**INSTRUCTION**
Answer with a number only: how many lines of the data contain "width"?

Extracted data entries
++++

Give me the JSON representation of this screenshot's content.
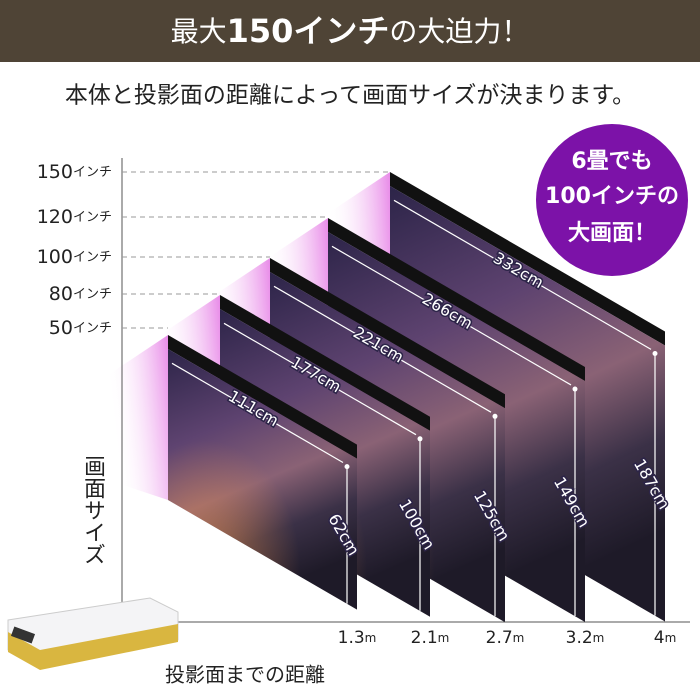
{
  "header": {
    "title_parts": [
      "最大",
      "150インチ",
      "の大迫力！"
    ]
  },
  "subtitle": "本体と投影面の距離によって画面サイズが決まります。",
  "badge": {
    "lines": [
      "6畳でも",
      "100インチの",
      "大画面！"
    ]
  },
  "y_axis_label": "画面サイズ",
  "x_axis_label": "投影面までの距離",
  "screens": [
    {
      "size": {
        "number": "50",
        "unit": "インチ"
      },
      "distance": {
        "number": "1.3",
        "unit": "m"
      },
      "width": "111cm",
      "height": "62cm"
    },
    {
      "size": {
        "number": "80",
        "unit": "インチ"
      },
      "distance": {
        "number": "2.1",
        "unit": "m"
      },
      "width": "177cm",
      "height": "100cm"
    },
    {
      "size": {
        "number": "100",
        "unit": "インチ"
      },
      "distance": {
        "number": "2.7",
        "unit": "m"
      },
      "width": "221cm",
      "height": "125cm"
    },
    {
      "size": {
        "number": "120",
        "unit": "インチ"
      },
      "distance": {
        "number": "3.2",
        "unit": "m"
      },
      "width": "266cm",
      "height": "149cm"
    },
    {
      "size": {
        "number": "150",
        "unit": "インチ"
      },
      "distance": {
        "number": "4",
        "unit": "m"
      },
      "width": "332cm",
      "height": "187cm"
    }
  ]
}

++++

**RESPONSE TO THIS TASK**
5